### Stated exercise
Go through the listing and return every line with "különböző" in it.

· · ·

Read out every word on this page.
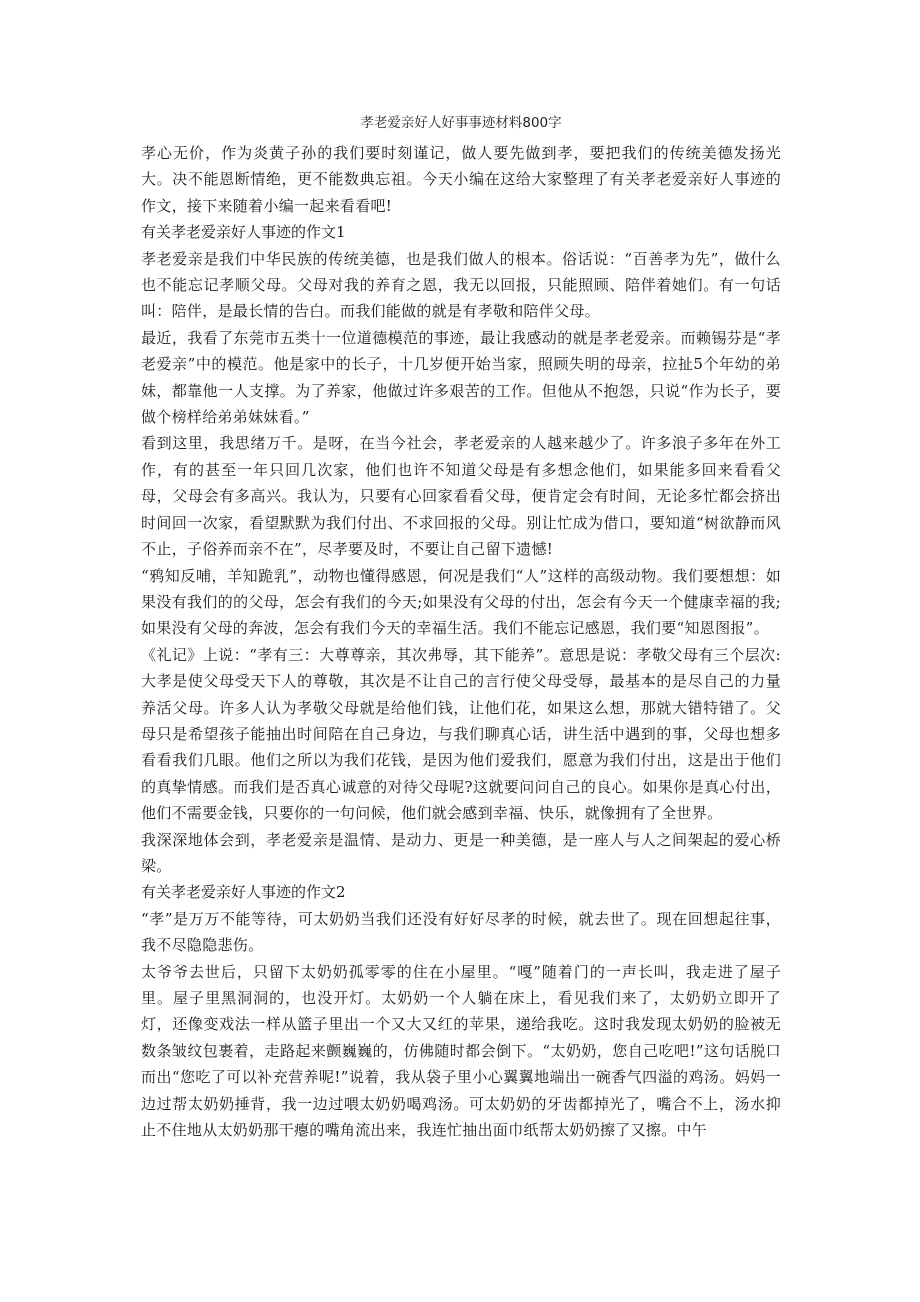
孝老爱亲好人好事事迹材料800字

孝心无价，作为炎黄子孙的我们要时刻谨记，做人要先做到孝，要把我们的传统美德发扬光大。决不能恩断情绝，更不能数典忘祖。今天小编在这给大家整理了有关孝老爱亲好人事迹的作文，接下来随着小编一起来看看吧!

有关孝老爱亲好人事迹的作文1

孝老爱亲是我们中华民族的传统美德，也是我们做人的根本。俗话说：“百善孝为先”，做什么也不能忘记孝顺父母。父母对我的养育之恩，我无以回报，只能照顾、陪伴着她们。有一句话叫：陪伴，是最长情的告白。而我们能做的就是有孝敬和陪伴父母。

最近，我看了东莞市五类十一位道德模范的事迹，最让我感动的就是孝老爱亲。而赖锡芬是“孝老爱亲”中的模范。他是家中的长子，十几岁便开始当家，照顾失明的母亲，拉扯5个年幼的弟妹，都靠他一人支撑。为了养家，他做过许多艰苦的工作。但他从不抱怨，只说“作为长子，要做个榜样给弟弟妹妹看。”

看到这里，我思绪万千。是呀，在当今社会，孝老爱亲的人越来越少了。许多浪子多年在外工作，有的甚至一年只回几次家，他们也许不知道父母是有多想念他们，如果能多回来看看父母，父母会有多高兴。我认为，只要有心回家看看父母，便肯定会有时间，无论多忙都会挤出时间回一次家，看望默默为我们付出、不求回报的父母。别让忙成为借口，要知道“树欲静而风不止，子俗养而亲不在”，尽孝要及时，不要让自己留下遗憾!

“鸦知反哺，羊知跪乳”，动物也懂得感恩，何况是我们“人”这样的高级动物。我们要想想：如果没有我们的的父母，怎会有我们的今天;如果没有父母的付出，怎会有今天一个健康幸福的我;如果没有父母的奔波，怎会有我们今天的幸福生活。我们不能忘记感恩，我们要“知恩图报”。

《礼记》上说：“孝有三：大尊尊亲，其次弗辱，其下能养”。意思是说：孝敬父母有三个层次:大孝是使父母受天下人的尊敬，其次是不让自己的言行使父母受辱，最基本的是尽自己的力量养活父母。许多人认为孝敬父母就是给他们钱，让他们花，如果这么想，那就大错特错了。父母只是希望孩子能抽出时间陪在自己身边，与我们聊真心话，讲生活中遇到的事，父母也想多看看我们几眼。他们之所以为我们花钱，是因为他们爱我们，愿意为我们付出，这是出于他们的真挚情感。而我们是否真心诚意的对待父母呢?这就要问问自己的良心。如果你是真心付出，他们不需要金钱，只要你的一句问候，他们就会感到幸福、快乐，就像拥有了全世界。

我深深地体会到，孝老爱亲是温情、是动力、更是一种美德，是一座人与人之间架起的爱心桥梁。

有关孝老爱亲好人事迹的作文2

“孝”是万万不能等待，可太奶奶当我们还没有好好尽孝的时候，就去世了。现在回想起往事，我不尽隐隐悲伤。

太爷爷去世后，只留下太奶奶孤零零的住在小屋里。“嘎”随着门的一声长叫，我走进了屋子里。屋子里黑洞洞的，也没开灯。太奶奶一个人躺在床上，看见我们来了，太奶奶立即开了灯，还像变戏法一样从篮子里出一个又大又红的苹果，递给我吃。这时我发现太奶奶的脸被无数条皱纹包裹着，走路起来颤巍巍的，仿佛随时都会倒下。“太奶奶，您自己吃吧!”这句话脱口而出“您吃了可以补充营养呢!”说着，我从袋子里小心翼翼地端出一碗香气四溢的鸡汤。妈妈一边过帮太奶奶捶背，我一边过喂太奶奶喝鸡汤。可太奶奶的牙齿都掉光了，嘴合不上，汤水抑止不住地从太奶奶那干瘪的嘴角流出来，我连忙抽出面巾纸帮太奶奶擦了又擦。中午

· · ·

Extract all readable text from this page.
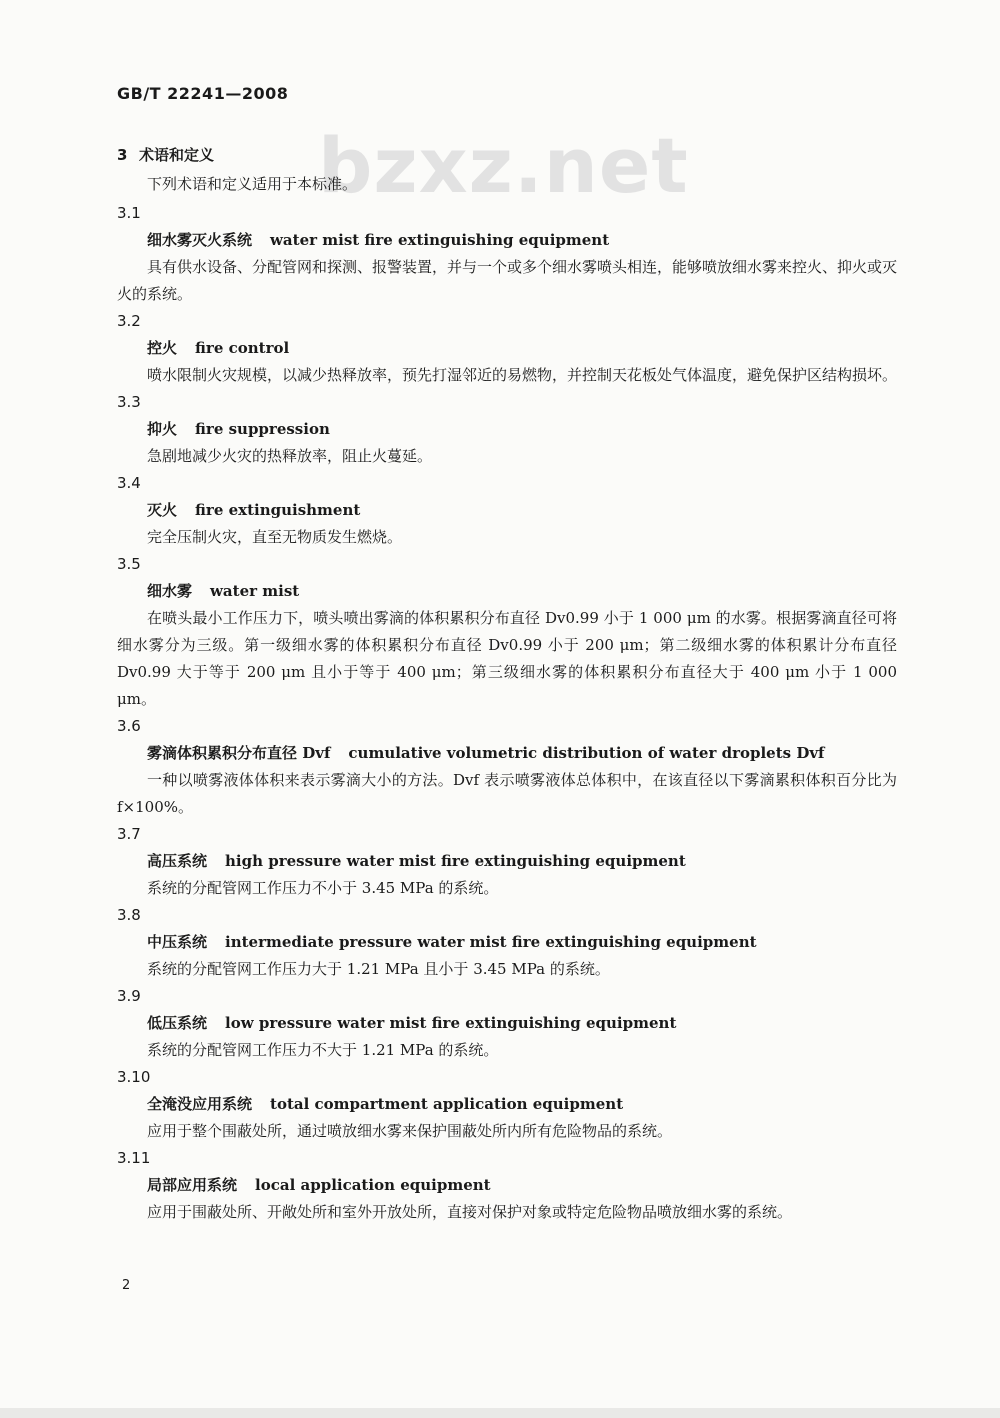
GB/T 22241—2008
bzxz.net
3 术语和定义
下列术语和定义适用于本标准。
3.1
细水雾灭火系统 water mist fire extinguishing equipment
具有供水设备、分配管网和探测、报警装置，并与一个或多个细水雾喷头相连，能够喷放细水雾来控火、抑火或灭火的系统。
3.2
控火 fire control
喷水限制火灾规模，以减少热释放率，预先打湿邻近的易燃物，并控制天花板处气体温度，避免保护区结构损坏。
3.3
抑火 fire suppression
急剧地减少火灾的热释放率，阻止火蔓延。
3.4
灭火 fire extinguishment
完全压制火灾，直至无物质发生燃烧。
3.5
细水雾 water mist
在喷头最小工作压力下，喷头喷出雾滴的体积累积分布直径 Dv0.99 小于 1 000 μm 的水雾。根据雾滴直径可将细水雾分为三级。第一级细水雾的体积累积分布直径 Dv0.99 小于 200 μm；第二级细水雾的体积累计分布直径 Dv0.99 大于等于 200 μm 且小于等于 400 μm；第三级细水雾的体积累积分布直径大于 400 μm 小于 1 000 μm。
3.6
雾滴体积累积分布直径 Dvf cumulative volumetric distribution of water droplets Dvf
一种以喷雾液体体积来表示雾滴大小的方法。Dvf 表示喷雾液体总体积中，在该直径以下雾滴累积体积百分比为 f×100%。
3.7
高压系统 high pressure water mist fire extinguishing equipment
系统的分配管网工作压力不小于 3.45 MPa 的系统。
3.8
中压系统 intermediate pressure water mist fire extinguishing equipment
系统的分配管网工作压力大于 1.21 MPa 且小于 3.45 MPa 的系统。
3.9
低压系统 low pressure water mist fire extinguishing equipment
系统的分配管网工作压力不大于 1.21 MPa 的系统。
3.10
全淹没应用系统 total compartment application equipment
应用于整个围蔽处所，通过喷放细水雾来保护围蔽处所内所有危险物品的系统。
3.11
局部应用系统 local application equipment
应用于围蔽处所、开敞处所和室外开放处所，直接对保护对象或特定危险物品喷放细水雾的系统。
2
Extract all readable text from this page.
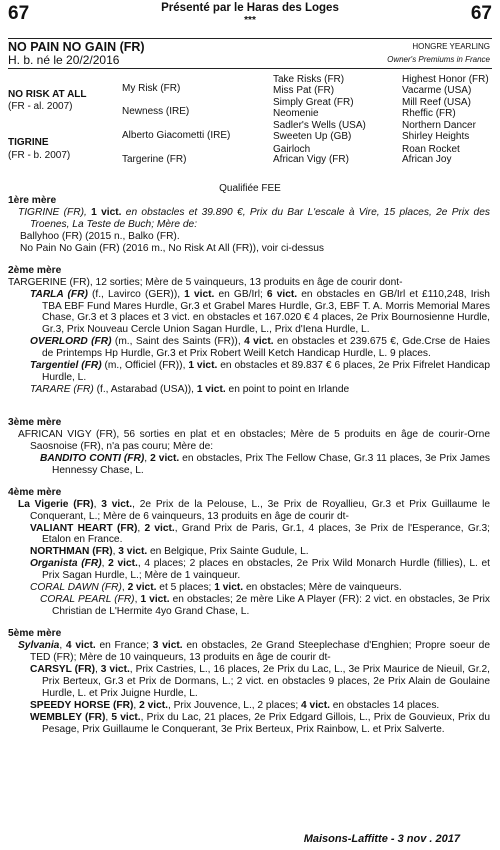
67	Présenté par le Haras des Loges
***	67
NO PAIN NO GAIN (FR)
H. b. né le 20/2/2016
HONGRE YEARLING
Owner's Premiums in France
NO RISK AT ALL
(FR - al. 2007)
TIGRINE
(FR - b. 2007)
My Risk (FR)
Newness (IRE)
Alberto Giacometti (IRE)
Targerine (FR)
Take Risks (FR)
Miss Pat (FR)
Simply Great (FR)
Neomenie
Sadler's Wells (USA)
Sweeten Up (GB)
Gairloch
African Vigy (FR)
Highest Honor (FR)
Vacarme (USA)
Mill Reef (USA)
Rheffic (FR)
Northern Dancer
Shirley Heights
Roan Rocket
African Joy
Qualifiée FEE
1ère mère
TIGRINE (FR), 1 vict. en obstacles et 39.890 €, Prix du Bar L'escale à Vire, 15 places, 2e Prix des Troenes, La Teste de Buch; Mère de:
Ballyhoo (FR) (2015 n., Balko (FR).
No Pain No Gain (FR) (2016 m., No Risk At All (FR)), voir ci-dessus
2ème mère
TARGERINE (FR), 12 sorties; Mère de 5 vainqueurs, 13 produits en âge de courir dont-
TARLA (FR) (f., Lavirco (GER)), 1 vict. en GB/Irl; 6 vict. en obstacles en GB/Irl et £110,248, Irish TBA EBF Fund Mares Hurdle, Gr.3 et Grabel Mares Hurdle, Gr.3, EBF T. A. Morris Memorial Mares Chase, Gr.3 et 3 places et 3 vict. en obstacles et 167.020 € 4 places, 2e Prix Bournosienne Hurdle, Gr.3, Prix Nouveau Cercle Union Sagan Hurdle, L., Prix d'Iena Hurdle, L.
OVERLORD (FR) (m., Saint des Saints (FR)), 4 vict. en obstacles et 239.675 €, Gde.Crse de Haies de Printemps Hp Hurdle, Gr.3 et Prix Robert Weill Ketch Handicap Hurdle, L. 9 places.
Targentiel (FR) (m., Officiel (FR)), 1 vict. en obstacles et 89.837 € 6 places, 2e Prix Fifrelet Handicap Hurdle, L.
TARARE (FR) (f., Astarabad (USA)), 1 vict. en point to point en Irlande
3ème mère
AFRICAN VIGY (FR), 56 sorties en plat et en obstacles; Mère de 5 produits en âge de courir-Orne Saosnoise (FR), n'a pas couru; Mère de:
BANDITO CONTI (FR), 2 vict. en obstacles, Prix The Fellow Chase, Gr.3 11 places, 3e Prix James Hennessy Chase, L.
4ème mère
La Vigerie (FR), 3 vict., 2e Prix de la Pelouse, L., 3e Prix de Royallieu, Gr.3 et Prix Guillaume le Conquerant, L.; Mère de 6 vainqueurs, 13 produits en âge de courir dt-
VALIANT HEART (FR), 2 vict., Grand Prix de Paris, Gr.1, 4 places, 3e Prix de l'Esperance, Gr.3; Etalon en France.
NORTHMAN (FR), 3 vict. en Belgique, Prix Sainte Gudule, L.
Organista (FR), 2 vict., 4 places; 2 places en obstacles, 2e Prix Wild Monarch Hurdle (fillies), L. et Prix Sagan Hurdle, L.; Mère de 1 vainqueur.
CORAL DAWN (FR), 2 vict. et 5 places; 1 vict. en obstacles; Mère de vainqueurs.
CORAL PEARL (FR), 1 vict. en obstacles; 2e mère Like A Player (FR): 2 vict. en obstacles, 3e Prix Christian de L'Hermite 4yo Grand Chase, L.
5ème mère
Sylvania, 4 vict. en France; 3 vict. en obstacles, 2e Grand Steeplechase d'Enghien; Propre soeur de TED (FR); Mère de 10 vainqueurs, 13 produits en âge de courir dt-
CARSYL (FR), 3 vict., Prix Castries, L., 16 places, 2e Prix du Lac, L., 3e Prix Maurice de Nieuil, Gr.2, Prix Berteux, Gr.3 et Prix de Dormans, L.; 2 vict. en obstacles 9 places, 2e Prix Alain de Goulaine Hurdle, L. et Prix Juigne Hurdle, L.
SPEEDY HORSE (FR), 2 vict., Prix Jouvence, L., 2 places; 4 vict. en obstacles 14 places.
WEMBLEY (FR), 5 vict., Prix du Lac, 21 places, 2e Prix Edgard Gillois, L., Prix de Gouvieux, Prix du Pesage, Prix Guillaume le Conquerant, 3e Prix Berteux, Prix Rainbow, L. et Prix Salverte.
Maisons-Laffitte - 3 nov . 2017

· · ·

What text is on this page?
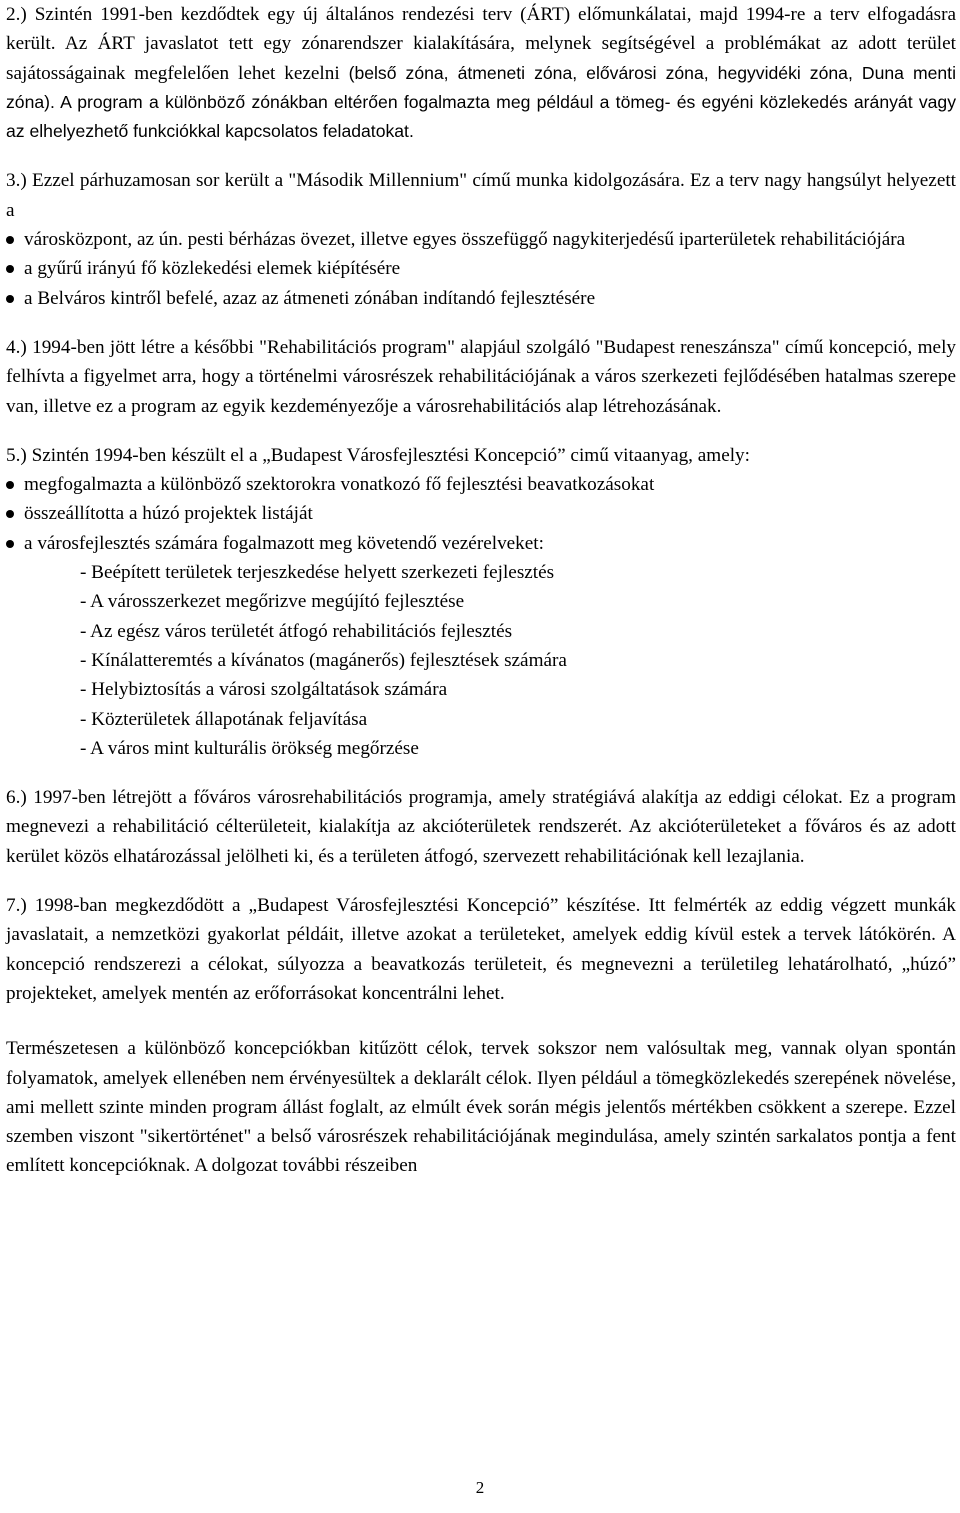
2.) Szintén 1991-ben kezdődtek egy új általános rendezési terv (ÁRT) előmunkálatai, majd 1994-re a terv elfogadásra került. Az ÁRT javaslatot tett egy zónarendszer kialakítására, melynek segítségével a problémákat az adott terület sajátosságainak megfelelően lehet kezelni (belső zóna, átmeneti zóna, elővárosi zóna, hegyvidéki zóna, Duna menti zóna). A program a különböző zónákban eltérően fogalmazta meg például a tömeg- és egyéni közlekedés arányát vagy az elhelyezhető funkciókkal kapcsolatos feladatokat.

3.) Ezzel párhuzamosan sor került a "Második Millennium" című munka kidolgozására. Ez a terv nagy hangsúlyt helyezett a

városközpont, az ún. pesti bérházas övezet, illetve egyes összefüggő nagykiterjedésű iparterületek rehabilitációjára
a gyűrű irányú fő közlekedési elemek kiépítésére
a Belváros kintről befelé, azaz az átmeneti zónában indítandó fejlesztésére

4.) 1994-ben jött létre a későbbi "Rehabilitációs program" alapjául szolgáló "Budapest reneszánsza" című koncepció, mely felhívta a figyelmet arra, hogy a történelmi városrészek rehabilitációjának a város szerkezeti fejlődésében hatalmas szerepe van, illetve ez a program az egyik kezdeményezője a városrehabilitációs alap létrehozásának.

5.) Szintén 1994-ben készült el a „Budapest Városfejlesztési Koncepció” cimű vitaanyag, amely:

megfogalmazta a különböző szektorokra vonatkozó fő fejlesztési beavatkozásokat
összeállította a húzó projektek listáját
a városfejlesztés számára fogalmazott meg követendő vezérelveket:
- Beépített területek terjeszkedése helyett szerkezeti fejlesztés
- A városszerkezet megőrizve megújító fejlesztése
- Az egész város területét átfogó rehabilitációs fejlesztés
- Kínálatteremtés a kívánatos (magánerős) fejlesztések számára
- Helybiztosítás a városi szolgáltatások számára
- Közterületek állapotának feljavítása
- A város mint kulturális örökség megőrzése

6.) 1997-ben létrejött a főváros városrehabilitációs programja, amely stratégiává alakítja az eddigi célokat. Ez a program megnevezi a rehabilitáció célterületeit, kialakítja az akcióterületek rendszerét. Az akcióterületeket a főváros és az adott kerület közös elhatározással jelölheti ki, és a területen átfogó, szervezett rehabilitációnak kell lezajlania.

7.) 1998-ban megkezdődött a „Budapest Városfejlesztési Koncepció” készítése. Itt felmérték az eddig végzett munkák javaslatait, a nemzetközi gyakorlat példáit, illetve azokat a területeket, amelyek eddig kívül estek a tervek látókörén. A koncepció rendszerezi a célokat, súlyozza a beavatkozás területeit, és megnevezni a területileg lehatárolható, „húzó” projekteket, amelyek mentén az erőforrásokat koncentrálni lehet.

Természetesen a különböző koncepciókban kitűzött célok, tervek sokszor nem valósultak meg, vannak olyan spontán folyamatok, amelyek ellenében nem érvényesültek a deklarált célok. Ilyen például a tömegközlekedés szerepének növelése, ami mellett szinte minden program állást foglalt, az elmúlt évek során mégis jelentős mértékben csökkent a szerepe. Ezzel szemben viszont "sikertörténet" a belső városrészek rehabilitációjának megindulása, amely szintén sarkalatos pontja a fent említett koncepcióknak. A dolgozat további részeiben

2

· · ·

### Answer to this problem
2.) Szintén 1991-ben kezdődtek egy új általános rendezési terv (ÁRT) előmunkálatai, majd 1994-re a terv elfogadásra került. Az ÁRT javaslatot tett egy zónarendszer kialakítására, melynek segítségével a problémákat az adott terület sajátosságainak megfelelően lehet kezelni (belső zóna, átmeneti zóna, elővárosi zóna, hegyvidéki zóna, Duna menti zóna). A program a különböző zónákban eltérően fogalmazta meg például a tömeg- és egyéni közlekedés arányát vagy az elhelyezhető funkciókkal kapcsolatos feladatokat.
megfogalmazta a különböző szektorokra vonatkozó fő fejlesztési beavatkozásokat
Természetesen a különböző koncepciókban kitűzött célok, tervek sokszor nem valósultak meg, vannak olyan spontán folyamatok, amelyek ellenében nem érvényesültek a deklarált célok. Ilyen például a tömegközlekedés szerepének növelése, ami mellett szinte minden program állást foglalt, az elmúlt évek során mégis jelentős mértékben csökkent a szerepe. Ezzel szemben viszont "sikertörténet" a belső városrészek rehabilitációjának megindulása, amely szintén sarkalatos pontja a fent említett koncepcióknak. A dolgozat további részeiben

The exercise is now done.